[Dataset entries]
○ ○ ○

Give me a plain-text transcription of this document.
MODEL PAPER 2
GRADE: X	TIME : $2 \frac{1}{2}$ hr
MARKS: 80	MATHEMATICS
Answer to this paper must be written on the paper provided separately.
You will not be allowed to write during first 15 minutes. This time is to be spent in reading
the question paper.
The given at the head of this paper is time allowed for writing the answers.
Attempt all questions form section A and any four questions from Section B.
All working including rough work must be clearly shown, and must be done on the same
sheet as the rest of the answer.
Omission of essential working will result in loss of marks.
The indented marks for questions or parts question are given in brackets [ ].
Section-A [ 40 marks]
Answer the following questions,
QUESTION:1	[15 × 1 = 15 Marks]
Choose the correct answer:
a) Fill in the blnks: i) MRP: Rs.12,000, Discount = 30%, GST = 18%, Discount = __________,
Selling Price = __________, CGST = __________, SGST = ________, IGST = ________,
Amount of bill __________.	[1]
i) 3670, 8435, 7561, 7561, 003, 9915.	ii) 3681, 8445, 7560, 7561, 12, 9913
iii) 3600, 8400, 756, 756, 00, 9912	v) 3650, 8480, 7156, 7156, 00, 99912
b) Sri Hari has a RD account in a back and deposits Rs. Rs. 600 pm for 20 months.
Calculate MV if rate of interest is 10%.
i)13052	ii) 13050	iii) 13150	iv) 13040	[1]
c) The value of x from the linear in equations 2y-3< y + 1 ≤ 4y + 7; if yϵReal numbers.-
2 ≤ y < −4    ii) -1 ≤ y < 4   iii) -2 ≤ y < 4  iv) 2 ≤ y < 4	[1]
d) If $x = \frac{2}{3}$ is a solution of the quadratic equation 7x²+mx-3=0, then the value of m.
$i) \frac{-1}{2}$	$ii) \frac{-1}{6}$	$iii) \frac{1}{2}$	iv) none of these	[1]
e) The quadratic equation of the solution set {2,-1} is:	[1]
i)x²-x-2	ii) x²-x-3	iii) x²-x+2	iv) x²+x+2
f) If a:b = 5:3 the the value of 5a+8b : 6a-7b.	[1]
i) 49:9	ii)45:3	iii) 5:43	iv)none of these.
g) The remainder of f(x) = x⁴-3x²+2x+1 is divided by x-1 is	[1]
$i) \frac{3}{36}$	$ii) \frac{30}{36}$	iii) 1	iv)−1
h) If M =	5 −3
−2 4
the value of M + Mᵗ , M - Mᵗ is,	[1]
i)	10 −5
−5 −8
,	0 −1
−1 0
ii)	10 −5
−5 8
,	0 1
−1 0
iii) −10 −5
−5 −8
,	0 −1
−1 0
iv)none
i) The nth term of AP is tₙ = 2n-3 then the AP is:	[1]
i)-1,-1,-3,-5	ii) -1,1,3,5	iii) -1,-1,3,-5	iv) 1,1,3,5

○ ○ ○

Task requirements:
From the entries above, copy every line that holds the word "quadratic".

Solution below:
d) If $x = \frac{2}{3}$ is a solution of the quadratic equation 7x²+mx-3=0, then the value of m.
e) The quadratic equation of the solution set {2,-1} is:	[1]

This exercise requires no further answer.